— START OF ENTRIES —

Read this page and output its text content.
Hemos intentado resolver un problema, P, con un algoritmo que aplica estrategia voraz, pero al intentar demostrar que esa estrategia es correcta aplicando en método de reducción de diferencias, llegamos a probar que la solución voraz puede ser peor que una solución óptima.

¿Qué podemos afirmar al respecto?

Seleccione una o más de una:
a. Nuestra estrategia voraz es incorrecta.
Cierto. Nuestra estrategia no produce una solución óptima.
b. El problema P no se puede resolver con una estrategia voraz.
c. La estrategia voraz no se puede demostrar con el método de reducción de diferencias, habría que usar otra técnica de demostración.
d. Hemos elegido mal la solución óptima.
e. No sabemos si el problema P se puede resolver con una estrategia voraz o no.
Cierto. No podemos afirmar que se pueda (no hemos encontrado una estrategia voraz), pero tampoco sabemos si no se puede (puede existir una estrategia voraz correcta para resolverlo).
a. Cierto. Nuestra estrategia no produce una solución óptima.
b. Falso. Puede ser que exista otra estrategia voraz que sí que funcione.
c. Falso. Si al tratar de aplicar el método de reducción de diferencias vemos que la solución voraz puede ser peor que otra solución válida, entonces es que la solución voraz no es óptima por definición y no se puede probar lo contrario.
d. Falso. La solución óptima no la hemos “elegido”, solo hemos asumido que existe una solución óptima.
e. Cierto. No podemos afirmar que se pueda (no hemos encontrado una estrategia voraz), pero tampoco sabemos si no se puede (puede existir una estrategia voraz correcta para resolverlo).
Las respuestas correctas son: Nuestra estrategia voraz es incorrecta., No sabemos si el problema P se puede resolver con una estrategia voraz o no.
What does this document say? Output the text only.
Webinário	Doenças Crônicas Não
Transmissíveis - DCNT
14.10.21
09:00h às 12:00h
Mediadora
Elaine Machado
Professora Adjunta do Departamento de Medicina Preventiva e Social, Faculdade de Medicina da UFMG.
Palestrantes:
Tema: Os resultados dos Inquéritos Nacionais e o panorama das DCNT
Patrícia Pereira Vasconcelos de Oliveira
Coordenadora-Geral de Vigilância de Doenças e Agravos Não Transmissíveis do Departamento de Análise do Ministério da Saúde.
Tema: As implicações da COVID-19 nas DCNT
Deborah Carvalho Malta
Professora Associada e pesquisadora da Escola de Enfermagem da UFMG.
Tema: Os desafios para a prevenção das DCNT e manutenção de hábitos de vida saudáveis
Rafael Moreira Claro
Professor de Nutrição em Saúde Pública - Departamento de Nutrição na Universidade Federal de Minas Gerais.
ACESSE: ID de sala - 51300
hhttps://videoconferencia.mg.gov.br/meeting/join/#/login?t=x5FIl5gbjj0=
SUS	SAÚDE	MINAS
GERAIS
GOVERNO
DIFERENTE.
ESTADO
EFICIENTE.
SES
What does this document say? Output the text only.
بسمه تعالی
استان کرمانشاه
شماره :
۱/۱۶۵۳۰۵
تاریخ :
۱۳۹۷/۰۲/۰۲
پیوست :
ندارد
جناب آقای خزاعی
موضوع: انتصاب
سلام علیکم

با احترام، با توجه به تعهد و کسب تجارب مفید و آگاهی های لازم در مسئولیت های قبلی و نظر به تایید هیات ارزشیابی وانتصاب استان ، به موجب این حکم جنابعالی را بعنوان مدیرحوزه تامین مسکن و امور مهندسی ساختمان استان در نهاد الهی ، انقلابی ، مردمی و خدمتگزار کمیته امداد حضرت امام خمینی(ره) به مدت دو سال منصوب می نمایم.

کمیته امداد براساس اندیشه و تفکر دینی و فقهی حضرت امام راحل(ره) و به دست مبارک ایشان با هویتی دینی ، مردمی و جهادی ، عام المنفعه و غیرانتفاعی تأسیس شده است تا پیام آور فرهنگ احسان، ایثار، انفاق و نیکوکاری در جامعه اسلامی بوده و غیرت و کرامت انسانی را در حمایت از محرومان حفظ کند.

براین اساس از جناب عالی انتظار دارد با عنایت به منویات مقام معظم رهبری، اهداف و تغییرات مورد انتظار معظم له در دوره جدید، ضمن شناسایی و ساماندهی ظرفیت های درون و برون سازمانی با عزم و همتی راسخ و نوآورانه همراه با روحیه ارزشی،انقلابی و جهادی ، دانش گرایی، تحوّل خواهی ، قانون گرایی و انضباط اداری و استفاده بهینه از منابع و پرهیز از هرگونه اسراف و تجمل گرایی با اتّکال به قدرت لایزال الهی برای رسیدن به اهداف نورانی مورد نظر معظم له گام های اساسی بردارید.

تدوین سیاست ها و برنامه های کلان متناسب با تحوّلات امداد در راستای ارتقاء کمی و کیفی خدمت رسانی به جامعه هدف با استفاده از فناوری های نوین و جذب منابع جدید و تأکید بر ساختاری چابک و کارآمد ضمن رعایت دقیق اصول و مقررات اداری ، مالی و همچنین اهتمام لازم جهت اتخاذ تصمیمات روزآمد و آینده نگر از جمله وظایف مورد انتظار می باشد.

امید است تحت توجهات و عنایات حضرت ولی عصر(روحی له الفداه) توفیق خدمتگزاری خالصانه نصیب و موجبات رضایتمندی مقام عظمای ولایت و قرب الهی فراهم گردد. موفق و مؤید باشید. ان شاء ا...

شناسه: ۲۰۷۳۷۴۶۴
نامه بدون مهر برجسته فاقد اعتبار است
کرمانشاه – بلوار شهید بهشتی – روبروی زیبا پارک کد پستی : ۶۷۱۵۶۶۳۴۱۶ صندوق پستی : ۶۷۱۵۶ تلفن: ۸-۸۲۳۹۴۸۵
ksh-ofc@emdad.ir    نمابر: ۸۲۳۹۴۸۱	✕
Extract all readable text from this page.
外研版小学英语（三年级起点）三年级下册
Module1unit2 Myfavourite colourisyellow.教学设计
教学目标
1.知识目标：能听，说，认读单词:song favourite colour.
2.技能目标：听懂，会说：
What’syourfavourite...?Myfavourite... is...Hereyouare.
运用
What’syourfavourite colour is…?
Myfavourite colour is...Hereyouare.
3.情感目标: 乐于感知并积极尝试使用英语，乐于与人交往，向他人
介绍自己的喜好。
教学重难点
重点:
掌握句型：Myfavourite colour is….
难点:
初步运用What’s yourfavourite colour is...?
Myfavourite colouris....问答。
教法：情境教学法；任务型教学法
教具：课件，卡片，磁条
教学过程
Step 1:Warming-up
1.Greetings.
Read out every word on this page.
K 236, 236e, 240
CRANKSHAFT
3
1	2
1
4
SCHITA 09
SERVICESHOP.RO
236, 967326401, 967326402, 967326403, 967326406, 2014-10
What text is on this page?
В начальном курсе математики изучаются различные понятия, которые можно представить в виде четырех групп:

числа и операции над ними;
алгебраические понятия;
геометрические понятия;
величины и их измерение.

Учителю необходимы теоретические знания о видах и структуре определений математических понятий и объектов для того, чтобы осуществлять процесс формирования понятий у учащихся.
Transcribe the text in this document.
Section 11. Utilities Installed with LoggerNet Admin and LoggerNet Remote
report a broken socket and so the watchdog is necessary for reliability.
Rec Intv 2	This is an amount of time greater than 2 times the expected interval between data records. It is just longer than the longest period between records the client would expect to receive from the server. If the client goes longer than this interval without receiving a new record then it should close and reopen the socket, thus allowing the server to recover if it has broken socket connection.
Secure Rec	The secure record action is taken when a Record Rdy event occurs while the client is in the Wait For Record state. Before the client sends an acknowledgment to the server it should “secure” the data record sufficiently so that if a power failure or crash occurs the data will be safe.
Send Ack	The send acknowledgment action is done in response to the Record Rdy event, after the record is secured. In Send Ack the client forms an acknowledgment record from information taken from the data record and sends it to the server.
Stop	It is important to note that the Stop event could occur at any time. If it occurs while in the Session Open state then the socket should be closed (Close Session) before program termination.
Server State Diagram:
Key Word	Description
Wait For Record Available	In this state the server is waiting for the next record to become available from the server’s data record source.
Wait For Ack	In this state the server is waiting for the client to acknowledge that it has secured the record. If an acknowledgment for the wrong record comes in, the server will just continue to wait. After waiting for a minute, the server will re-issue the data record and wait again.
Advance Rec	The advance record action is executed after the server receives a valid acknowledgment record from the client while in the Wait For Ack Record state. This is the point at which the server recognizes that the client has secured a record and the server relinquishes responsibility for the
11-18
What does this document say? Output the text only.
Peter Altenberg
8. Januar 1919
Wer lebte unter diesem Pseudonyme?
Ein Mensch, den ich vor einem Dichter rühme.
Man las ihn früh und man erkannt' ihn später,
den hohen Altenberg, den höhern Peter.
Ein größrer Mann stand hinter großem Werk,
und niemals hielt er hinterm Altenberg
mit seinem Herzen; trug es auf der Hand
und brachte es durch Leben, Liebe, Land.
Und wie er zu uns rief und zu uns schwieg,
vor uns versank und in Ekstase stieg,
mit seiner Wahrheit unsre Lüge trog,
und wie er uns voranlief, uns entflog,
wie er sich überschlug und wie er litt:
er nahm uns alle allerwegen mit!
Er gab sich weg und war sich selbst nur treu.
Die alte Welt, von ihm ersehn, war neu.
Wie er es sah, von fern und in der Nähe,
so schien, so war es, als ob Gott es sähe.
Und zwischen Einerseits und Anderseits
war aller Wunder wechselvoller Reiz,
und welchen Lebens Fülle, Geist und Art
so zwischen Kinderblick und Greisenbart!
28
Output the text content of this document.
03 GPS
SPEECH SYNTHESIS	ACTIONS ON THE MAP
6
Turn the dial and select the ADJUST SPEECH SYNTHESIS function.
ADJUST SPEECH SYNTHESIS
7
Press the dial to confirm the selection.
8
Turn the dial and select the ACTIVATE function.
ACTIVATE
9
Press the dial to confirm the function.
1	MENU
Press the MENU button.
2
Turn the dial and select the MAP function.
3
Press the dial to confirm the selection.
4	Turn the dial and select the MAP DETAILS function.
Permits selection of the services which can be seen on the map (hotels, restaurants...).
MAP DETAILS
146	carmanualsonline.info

— END OF ENTRIES —

### WHAT NEEDS TO BE DONE
Find the lines containing "while" and list every one of them.

### TASK SOLUTION
Secure Rec	The secure record action is taken when a Record Rdy event occurs while the client is in the Wait For Record state. Before the client sends an acknowledgment to the server it should “secure” the data record sufficiently so that if a power failure or crash occurs the data will be safe.
Stop	It is important to note that the Stop event could occur at any time. If it occurs while in the Session Open state then the socket should be closed (Close Session) before program termination.
Advance Rec	The advance record action is executed after the server receives a valid acknowledgment record from the client while in the Wait For Ack Record state. This is the point at which the server recognizes that the client has secured a record and the server relinquishes responsibility for the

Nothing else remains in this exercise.